# OBJECTIVE
Copy out the lines that include the word "placeholder".

# RAW RECORDS
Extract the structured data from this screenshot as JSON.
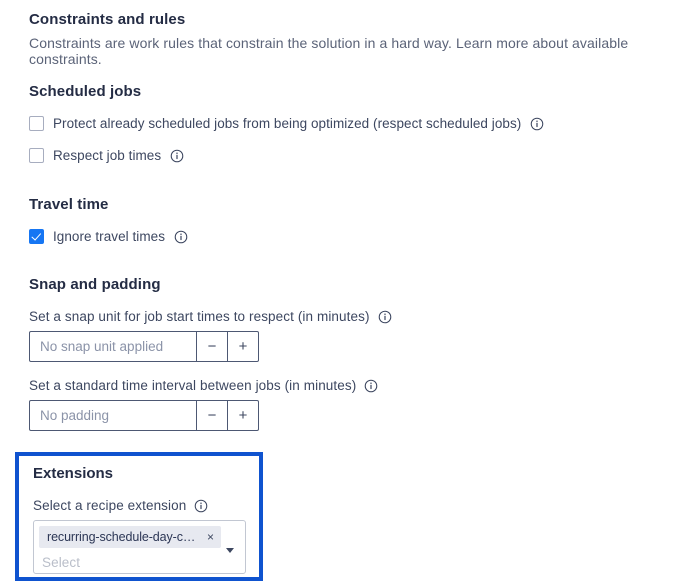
{
  "header": {
    "title": "Constraints and rules",
    "description": "Constraints are work rules that constrain the solution in a hard way. Learn more about available constraints."
  },
  "scheduled_jobs": {
    "title": "Scheduled jobs",
    "options": [
      {
        "label": "Protect already scheduled jobs from being optimized (respect scheduled jobs)",
        "checked": false,
        "info_icon": "info-icon"
      },
      {
        "label": "Respect job times",
        "checked": false,
        "info_icon": "info-icon"
      }
    ]
  },
  "travel_time": {
    "title": "Travel time",
    "options": [
      {
        "label": "Ignore travel times",
        "checked": true,
        "info_icon": "info-icon"
      }
    ]
  },
  "snap_and_padding": {
    "title": "Snap and padding",
    "fields": [
      {
        "label": "Set a snap unit for job start times to respect (in minutes)",
        "placeholder": "No snap unit applied",
        "value": "",
        "decrement_label": "−",
        "increment_label": "+",
        "info_icon": "info-icon"
      },
      {
        "label": "Set a standard time interval between jobs (in minutes)",
        "placeholder": "No padding",
        "value": "",
        "decrement_label": "−",
        "increment_label": "+",
        "info_icon": "info-icon"
      }
    ]
  },
  "extensions": {
    "title": "Extensions",
    "field_label": "Select a recipe extension",
    "info_icon": "info-icon",
    "selected_chips": [
      {
        "label": "recurring-schedule-day-con…",
        "remove_label": "×"
      }
    ],
    "placeholder": "Select",
    "caret_icon": "chevron-down-icon",
    "highlight_color": "#0f53cf"
  },
  "colors": {
    "accent_blue": "#1676f3",
    "highlight_border": "#0f53cf",
    "heading": "#242c44",
    "body_text": "#5b6378",
    "chip_bg": "#e7e9f0"
  }
}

# THE OUTPUT
        "placeholder": "No snap unit applied",
        "placeholder": "No padding",
    "placeholder": "Select",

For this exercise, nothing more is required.